### The problem
Copy the data that follows, character for character, minus the pictures.
* start Data extract *
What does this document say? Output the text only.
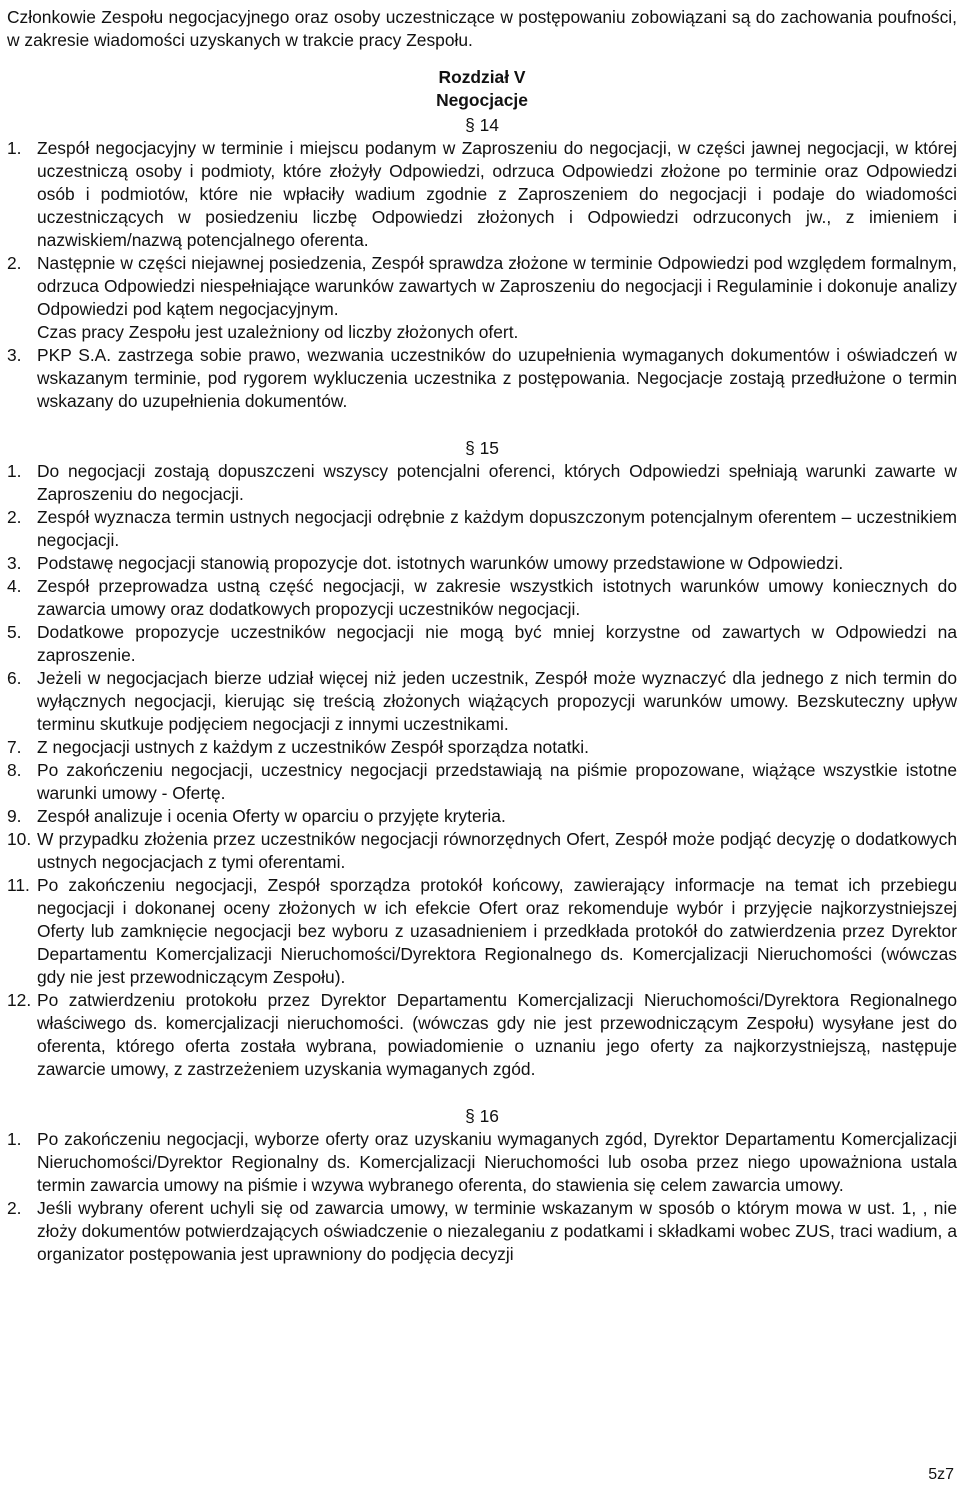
Członkowie Zespołu negocjacyjnego oraz osoby uczestniczące w postępowaniu zobowiązani są do zachowania poufności, w zakresie wiadomości uzyskanych w trakcie pracy Zespołu.
Rozdział V
Negocjacje
§ 14
1. Zespół negocjacyjny w terminie i miejscu podanym w Zaproszeniu do negocjacji, w części jawnej negocjacji, w której uczestniczą osoby i podmioty, które złożyły Odpowiedzi, odrzuca Odpowiedzi złożone po terminie oraz Odpowiedzi osób i podmiotów, które nie wpłaciły wadium zgodnie z Zaproszeniem do negocjacji i podaje do wiadomości uczestniczących w posiedzeniu liczbę Odpowiedzi złożonych i Odpowiedzi odrzuconych jw., z imieniem i nazwiskiem/nazwą potencjalnego oferenta.
2. Następnie w części niejawnej posiedzenia, Zespół sprawdza złożone w terminie Odpowiedzi pod względem formalnym, odrzuca Odpowiedzi niespełniające warunków zawartych w Zaproszeniu do negocjacji i Regulaminie i dokonuje analizy Odpowiedzi pod kątem negocjacyjnym.
Czas pracy Zespołu jest uzależniony od liczby złożonych ofert.
3. PKP S.A. zastrzega sobie prawo, wezwania uczestników do uzupełnienia wymaganych dokumentów i oświadczeń w wskazanym terminie, pod rygorem wykluczenia uczestnika z postępowania. Negocjacje zostają przedłużone o termin wskazany do uzupełnienia dokumentów.
§ 15
1. Do negocjacji zostają dopuszczeni wszyscy potencjalni oferenci, których Odpowiedzi spełniają warunki zawarte w Zaproszeniu do negocjacji.
2. Zespół wyznacza termin ustnych negocjacji odrębnie z każdym dopuszczonym potencjalnym oferentem – uczestnikiem negocjacji.
3. Podstawę negocjacji stanowią propozycje dot. istotnych warunków umowy przedstawione w Odpowiedzi.
4. Zespół przeprowadza ustną część negocjacji, w zakresie wszystkich istotnych warunków umowy koniecznych do zawarcia umowy oraz dodatkowych propozycji uczestników negocjacji.
5. Dodatkowe propozycje uczestników negocjacji nie mogą być mniej korzystne od zawartych w Odpowiedzi na zaproszenie.
6. Jeżeli w negocjacjach bierze udział więcej niż jeden uczestnik, Zespół może wyznaczyć dla jednego z nich termin do wyłącznych negocjacji, kierując się treścią złożonych wiążących propozycji warunków umowy. Bezskuteczny upływ terminu skutkuje podjęciem negocjacji z innymi uczestnikami.
7. Z negocjacji ustnych z każdym z uczestników Zespół sporządza notatki.
8. Po zakończeniu negocjacji, uczestnicy negocjacji przedstawiają na piśmie propozowane, wiążące wszystkie istotne warunki umowy - Ofertę.
9. Zespół analizuje i ocenia Oferty w oparciu o przyjęte kryteria.
10. W przypadku złożenia przez uczestników negocjacji równorzędnych Ofert, Zespół może podjąć decyzję o dodatkowych ustnych negocjacjach z tymi oferentami.
11. Po zakończeniu negocjacji, Zespół sporządza protokół końcowy, zawierający informacje na temat ich przebiegu negocjacji i dokonanej oceny złożonych w ich efekcie Ofert oraz rekomenduje wybór i przyjęcie najkorzystniejszej Oferty lub zamknięcie negocjacji bez wyboru z uzasadnieniem i przedkłada protokół do zatwierdzenia przez Dyrektor Departamentu Komercjalizacji Nieruchomości/Dyrektora Regionalnego ds. Komercjalizacji Nieruchomości (wówczas gdy nie jest przewodniczącym Zespołu).
12. Po zatwierdzeniu protokołu przez Dyrektor Departamentu Komercjalizacji Nieruchomości/Dyrektora Regionalnego właściwego ds. komercjalizacji nieruchomości. (wówczas gdy nie jest przewodniczącym Zespołu) wysyłane jest do oferenta, którego oferta została wybrana, powiadomienie o uznaniu jego oferty za najkorzystniejszą, następuje zawarcie umowy, z zastrzeżeniem uzyskania wymaganych zgód.
§ 16
1. Po zakończeniu negocjacji, wyborze oferty oraz uzyskaniu wymaganych zgód, Dyrektor Departamentu Komercjalizacji Nieruchomości/Dyrektor Regionalny ds. Komercjalizacji Nieruchomości lub osoba przez niego upoważniona ustala termin zawarcia umowy na piśmie i wzywa wybranego oferenta, do stawienia się celem zawarcia umowy.
2. Jeśli wybrany oferent uchyli się od zawarcia umowy, w terminie wskazanym w sposób o którym mowa w ust. 1, , nie złoży dokumentów potwierdzających oświadczenie o niezaleganiu z podatkami i składkami wobec ZUS, traci wadium, a organizator postępowania jest uprawniony do podjęcia decyzji
5z7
* end Data extract *
### Answer for the task
What does this document say? Output the text only.
Członkowie Zespołu negocjacyjnego oraz osoby uczestniczące w postępowaniu zobowiązani są do zachowania poufności, w zakresie wiadomości uzyskanych w trakcie pracy Zespołu.
Rozdział V
Negocjacje
§ 14
1. Zespół negocjacyjny w terminie i miejscu podanym w Zaproszeniu do negocjacji, w części jawnej negocjacji, w której uczestniczą osoby i podmioty, które złożyły Odpowiedzi, odrzuca Odpowiedzi złożone po terminie oraz Odpowiedzi osób i podmiotów, które nie wpłaciły wadium zgodnie z Zaproszeniem do negocjacji i podaje do wiadomości uczestniczących w posiedzeniu liczbę Odpowiedzi złożonych i Odpowiedzi odrzuconych jw., z imieniem i nazwiskiem/nazwą potencjalnego oferenta.
2. Następnie w części niejawnej posiedzenia, Zespół sprawdza złożone w terminie Odpowiedzi pod względem formalnym, odrzuca Odpowiedzi niespełniające warunków zawartych w Zaproszeniu do negocjacji i Regulaminie i dokonuje analizy Odpowiedzi pod kątem negocjacyjnym.
Czas pracy Zespołu jest uzależniony od liczby złożonych ofert.
3. PKP S.A. zastrzega sobie prawo, wezwania uczestników do uzupełnienia wymaganych dokumentów i oświadczeń w wskazanym terminie, pod rygorem wykluczenia uczestnika z postępowania. Negocjacje zostają przedłużone o termin wskazany do uzupełnienia dokumentów.
§ 15
1. Do negocjacji zostają dopuszczeni wszyscy potencjalni oferenci, których Odpowiedzi spełniają warunki zawarte w Zaproszeniu do negocjacji.
2. Zespół wyznacza termin ustnych negocjacji odrębnie z każdym dopuszczonym potencjalnym oferentem – uczestnikiem negocjacji.
3. Podstawę negocjacji stanowią propozycje dot. istotnych warunków umowy przedstawione w Odpowiedzi.
4. Zespół przeprowadza ustną część negocjacji, w zakresie wszystkich istotnych warunków umowy koniecznych do zawarcia umowy oraz dodatkowych propozycji uczestników negocjacji.
5. Dodatkowe propozycje uczestników negocjacji nie mogą być mniej korzystne od zawartych w Odpowiedzi na zaproszenie.
6. Jeżeli w negocjacjach bierze udział więcej niż jeden uczestnik, Zespół może wyznaczyć dla jednego z nich termin do wyłącznych negocjacji, kierując się treścią złożonych wiążących propozycji warunków umowy. Bezskuteczny upływ terminu skutkuje podjęciem negocjacji z innymi uczestnikami.
7. Z negocjacji ustnych z każdym z uczestników Zespół sporządza notatki.
8. Po zakończeniu negocjacji, uczestnicy negocjacji przedstawiają na piśmie propozowane, wiążące wszystkie istotne warunki umowy - Ofertę.
9. Zespół analizuje i ocenia Oferty w oparciu o przyjęte kryteria.
10. W przypadku złożenia przez uczestników negocjacji równorzędnych Ofert, Zespół może podjąć decyzję o dodatkowych ustnych negocjacjach z tymi oferentami.
11. Po zakończeniu negocjacji, Zespół sporządza protokół końcowy, zawierający informacje na temat ich przebiegu negocjacji i dokonanej oceny złożonych w ich efekcie Ofert oraz rekomenduje wybór i przyjęcie najkorzystniejszej Oferty lub zamknięcie negocjacji bez wyboru z uzasadnieniem i przedkłada protokół do zatwierdzenia przez Dyrektor Departamentu Komercjalizacji Nieruchomości/Dyrektora Regionalnego ds. Komercjalizacji Nieruchomości (wówczas gdy nie jest przewodniczącym Zespołu).
12. Po zatwierdzeniu protokołu przez Dyrektor Departamentu Komercjalizacji Nieruchomości/Dyrektora Regionalnego właściwego ds. komercjalizacji nieruchomości. (wówczas gdy nie jest przewodniczącym Zespołu) wysyłane jest do oferenta, którego oferta została wybrana, powiadomienie o uznaniu jego oferty za najkorzystniejszą, następuje zawarcie umowy, z zastrzeżeniem uzyskania wymaganych zgód.
§ 16
1. Po zakończeniu negocjacji, wyborze oferty oraz uzyskaniu wymaganych zgód, Dyrektor Departamentu Komercjalizacji Nieruchomości/Dyrektor Regionalny ds. Komercjalizacji Nieruchomości lub osoba przez niego upoważniona ustala termin zawarcia umowy na piśmie i wzywa wybranego oferenta, do stawienia się celem zawarcia umowy.
2. Jeśli wybrany oferent uchyli się od zawarcia umowy, w terminie wskazanym w sposób o którym mowa w ust. 1, , nie złoży dokumentów potwierdzających oświadczenie o niezaleganiu z podatkami i składkami wobec ZUS, traci wadium, a organizator postępowania jest uprawniony do podjęcia decyzji
5z7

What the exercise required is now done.